* [WHAT THE TASK REQUIRES]: If a line in the data holds "following", copy that line out in full.
EXERCISE MATERIAL Block Start
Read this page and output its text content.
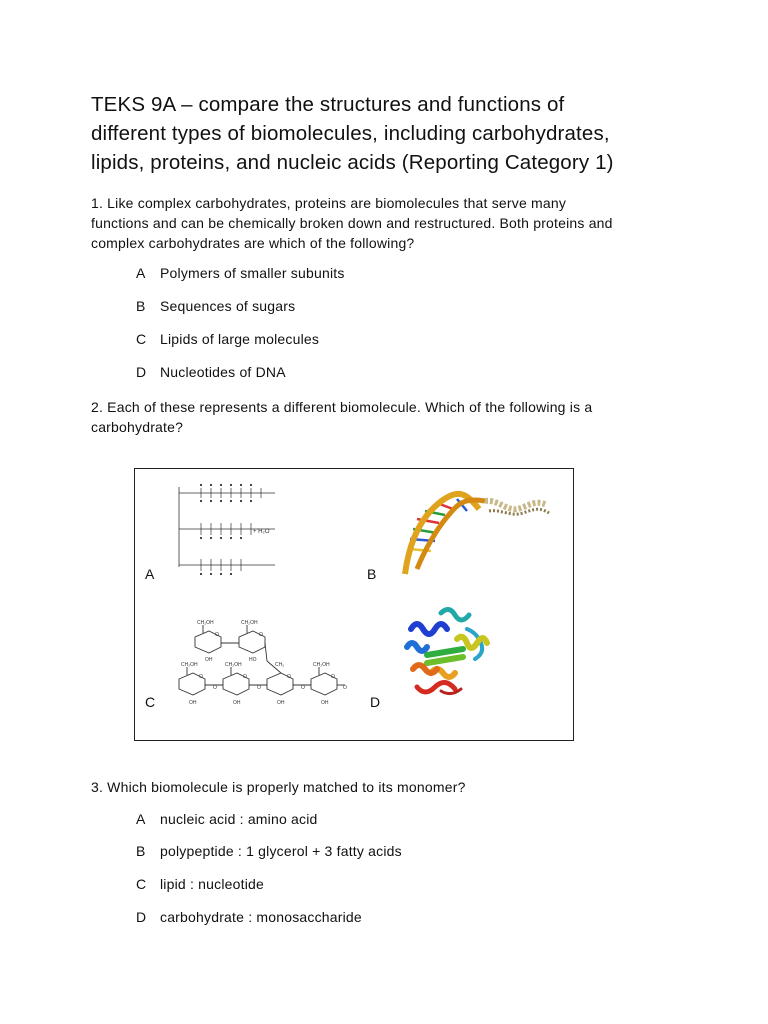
TEKS 9A – compare the structures and functions of
different types of biomolecules, including carbohydrates,
lipids, proteins, and nucleic acids (Reporting Category 1)
1. Like complex carbohydrates, proteins are biomolecules that serve many
functions and can be chemically broken down and restructured. Both proteins and
complex carbohydrates are which of the following?
A Polymers of smaller subunits
B Sequences of sugars
C Lipids of large molecules
D Nucleotides of DNA
2. Each of these represents a different biomolecule. Which of the following is a
carbohydrate?
+ H₂O
A	B
CH₂OH	CH₂OH
CH₂OH	CH₂OH	CH₂	CH₂OH
O	O
O	O	O	O
OH	HO
OH	OH	OH	OH
O	O	O	O
C	D
3. Which biomolecule is properly matched to its monomer?
A nucleic acid : amino acid
B polypeptide : 1 glycerol + 3 fatty acids
C lipid : nucleotide
D carbohydrate : monosaccharide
EXERCISE MATERIAL Block End
* [OUTPUT]:
complex carbohydrates are which of the following?
2. Each of these represents a different biomolecule. Which of the following is a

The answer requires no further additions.